(Objective):
What is the number of lines holding the word "time"? Give that number alone.

──────── Records for the exercise

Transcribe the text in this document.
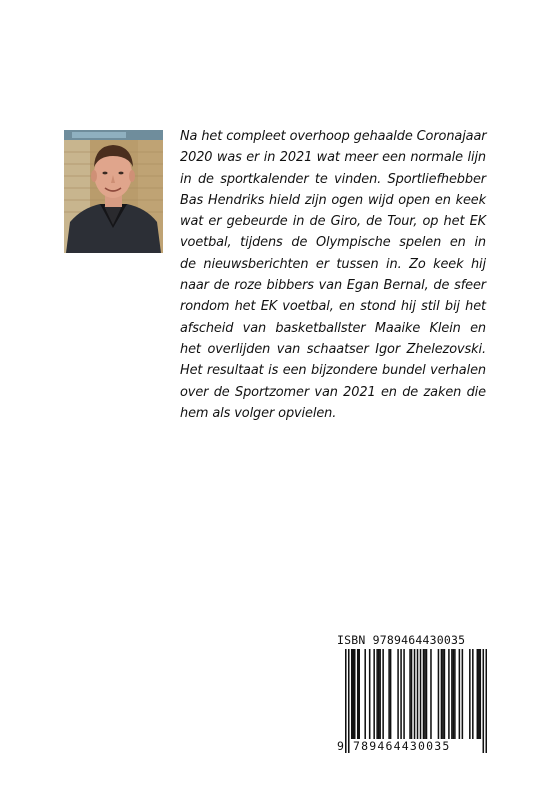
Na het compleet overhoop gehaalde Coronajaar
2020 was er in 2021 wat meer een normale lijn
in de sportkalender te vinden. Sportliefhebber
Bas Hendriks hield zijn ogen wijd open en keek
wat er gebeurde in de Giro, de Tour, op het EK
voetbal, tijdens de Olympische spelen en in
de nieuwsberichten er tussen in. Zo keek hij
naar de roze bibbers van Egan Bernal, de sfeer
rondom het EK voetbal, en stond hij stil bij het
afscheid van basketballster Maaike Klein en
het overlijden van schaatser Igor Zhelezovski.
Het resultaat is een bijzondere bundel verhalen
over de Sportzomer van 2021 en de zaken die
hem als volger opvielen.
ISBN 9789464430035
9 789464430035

────────────────
──────── Records for the exercise

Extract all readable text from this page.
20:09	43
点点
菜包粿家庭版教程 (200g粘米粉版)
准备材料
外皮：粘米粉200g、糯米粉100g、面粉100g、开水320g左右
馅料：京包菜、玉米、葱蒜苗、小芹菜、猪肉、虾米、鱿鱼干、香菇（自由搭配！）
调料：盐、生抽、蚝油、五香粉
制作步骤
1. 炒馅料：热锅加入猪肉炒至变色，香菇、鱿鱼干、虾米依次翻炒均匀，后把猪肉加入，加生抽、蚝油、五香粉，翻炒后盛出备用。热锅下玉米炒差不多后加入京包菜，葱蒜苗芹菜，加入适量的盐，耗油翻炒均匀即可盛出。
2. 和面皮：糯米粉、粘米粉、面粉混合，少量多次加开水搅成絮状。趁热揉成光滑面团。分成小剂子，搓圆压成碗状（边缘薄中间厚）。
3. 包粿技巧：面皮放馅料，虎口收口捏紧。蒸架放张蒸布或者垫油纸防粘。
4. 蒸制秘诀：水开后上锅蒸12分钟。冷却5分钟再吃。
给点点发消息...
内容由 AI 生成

────────────────
──────── Records for the exercise

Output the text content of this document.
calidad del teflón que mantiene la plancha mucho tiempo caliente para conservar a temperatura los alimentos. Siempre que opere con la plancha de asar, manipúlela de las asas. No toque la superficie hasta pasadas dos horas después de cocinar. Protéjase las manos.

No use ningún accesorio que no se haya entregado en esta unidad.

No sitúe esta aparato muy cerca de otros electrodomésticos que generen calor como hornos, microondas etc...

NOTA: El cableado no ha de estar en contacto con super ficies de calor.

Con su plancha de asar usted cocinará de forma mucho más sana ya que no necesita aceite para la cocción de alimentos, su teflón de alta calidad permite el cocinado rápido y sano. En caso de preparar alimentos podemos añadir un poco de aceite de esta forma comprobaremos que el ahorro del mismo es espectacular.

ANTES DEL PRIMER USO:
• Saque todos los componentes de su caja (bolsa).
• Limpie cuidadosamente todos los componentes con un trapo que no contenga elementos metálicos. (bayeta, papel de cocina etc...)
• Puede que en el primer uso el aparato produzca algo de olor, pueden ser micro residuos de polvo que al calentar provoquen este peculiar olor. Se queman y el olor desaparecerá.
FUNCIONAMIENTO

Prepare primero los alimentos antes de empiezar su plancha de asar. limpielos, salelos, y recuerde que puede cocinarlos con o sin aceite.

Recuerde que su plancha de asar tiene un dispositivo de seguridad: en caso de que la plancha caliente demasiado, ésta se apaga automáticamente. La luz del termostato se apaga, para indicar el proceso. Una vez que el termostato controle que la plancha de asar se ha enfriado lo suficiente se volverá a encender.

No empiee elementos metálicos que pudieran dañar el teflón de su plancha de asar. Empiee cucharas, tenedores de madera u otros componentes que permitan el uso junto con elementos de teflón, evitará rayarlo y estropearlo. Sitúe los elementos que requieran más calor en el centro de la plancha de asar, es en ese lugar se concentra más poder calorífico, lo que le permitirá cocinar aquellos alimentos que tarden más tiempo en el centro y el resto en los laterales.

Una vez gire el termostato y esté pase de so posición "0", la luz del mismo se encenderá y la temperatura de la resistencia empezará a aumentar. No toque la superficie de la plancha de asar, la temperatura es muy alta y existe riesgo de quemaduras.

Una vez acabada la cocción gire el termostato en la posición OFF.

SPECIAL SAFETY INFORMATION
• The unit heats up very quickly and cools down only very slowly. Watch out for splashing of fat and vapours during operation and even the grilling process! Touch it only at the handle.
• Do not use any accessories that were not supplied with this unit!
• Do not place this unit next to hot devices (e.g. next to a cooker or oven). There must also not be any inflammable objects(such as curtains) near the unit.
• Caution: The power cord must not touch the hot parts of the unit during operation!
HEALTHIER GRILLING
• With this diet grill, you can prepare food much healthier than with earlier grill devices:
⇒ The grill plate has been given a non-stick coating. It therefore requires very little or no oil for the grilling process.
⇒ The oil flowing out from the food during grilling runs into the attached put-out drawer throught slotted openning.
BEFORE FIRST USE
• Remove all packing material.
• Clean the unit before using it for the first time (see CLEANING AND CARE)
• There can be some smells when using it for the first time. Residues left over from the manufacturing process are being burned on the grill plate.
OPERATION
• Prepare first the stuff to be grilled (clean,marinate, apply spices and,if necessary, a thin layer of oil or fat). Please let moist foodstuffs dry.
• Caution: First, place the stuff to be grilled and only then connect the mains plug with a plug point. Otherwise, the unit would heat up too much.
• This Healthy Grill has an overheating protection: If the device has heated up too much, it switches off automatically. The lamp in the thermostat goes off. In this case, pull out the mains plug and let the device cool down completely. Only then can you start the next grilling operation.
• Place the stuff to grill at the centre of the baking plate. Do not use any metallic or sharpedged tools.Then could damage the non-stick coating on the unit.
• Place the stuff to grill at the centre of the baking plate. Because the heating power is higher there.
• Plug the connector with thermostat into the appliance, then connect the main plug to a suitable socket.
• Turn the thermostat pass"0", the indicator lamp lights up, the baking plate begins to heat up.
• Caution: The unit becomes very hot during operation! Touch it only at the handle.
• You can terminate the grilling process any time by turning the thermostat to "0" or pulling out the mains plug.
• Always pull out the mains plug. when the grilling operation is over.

────────────────

(Expected answer):
3